Extract each line of the data below exactly as written.
--- START OF THE RECORDS ---
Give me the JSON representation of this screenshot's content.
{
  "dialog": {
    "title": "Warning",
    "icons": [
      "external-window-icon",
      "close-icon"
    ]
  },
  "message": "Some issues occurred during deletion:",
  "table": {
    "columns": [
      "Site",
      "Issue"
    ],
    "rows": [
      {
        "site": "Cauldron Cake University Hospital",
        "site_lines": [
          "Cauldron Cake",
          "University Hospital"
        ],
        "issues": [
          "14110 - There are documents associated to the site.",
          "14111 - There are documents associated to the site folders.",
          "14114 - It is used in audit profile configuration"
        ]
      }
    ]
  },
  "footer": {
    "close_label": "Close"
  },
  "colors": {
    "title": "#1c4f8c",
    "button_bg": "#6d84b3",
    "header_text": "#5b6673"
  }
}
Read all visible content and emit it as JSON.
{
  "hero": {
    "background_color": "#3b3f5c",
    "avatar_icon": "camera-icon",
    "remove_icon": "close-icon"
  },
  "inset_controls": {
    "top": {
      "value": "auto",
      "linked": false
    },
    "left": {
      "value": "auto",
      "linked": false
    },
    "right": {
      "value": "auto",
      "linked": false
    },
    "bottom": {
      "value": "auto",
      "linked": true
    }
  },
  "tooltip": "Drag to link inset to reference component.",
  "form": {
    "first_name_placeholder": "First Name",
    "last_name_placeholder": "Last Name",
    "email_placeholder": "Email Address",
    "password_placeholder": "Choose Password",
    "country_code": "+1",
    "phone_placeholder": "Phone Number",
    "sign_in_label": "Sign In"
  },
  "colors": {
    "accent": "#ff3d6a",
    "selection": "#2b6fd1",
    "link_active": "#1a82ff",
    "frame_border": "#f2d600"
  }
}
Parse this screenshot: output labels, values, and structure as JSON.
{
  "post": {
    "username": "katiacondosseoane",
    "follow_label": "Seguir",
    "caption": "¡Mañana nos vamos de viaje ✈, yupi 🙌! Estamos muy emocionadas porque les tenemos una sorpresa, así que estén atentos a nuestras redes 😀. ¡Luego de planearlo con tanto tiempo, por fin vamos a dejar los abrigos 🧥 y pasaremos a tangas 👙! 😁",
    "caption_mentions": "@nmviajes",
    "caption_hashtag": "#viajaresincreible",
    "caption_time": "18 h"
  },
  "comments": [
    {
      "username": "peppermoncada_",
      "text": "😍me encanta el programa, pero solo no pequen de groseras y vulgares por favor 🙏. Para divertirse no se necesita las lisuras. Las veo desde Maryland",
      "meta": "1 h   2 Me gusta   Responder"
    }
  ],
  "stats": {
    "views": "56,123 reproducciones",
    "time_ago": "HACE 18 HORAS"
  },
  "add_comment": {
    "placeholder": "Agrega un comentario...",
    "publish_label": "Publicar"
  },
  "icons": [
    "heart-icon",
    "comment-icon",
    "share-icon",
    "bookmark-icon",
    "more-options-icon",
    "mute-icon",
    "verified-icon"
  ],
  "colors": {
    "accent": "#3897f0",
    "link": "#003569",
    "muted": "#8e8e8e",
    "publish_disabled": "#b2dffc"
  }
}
--- END OF THE RECORDS ---
SOLUTION TO THIS TASK:
Give me the JSON representation of this screenshot's content.
{
  "dialog": {
    "title": "Warning",
    "icons": [
      "external-window-icon",
      "close-icon"
    ]
  },
  "message": "Some issues occurred during deletion:",
  "table": {
    "columns": [
      "Site",
      "Issue"
    ],
    "rows": [
      {
        "site": "Cauldron Cake University Hospital",
        "site_lines": [
          "Cauldron Cake",
          "University Hospital"
        ],
        "issues": [
          "14110 - There are documents associated to the site.",
          "14111 - There are documents associated to the site folders.",
          "14114 - It is used in audit profile configuration"
        ]
      }
    ]
  },
  "footer": {
    "close_label": "Close"
  },
  "colors": {
    "title": "#1c4f8c",
    "button_bg": "#6d84b3",
    "header_text": "#5b6673"
  }
}
Read all visible content and emit it as JSON.
{
  "hero": {
    "background_color": "#3b3f5c",
    "avatar_icon": "camera-icon",
    "remove_icon": "close-icon"
  },
  "inset_controls": {
    "top": {
      "value": "auto",
      "linked": false
    },
    "left": {
      "value": "auto",
      "linked": false
    },
    "right": {
      "value": "auto",
      "linked": false
    },
    "bottom": {
      "value": "auto",
      "linked": true
    }
  },
  "tooltip": "Drag to link inset to reference component.",
  "form": {
    "first_name_placeholder": "First Name",
    "last_name_placeholder": "Last Name",
    "email_placeholder": "Email Address",
    "password_placeholder": "Choose Password",
    "country_code": "+1",
    "phone_placeholder": "Phone Number",
    "sign_in_label": "Sign In"
  },
  "colors": {
    "accent": "#ff3d6a",
    "selection": "#2b6fd1",
    "link_active": "#1a82ff",
    "frame_border": "#f2d600"
  }
}
Parse this screenshot: output labels, values, and structure as JSON.
{
  "post": {
    "username": "katiacondosseoane",
    "follow_label": "Seguir",
    "caption": "¡Mañana nos vamos de viaje ✈, yupi 🙌! Estamos muy emocionadas porque les tenemos una sorpresa, así que estén atentos a nuestras redes 😀. ¡Luego de planearlo con tanto tiempo, por fin vamos a dejar los abrigos 🧥 y pasaremos a tangas 👙! 😁",
    "caption_mentions": "@nmviajes",
    "caption_hashtag": "#viajaresincreible",
    "caption_time": "18 h"
  },
  "comments": [
    {
      "username": "peppermoncada_",
      "text": "😍me encanta el programa, pero solo no pequen de groseras y vulgares por favor 🙏. Para divertirse no se necesita las lisuras. Las veo desde Maryland",
      "meta": "1 h   2 Me gusta   Responder"
    }
  ],
  "stats": {
    "views": "56,123 reproducciones",
    "time_ago": "HACE 18 HORAS"
  },
  "add_comment": {
    "placeholder": "Agrega un comentario...",
    "publish_label": "Publicar"
  },
  "icons": [
    "heart-icon",
    "comment-icon",
    "share-icon",
    "bookmark-icon",
    "more-options-icon",
    "mute-icon",
    "verified-icon"
  ],
  "colors": {
    "accent": "#3897f0",
    "link": "#003569",
    "muted": "#8e8e8e",
    "publish_disabled": "#b2dffc"
  }
}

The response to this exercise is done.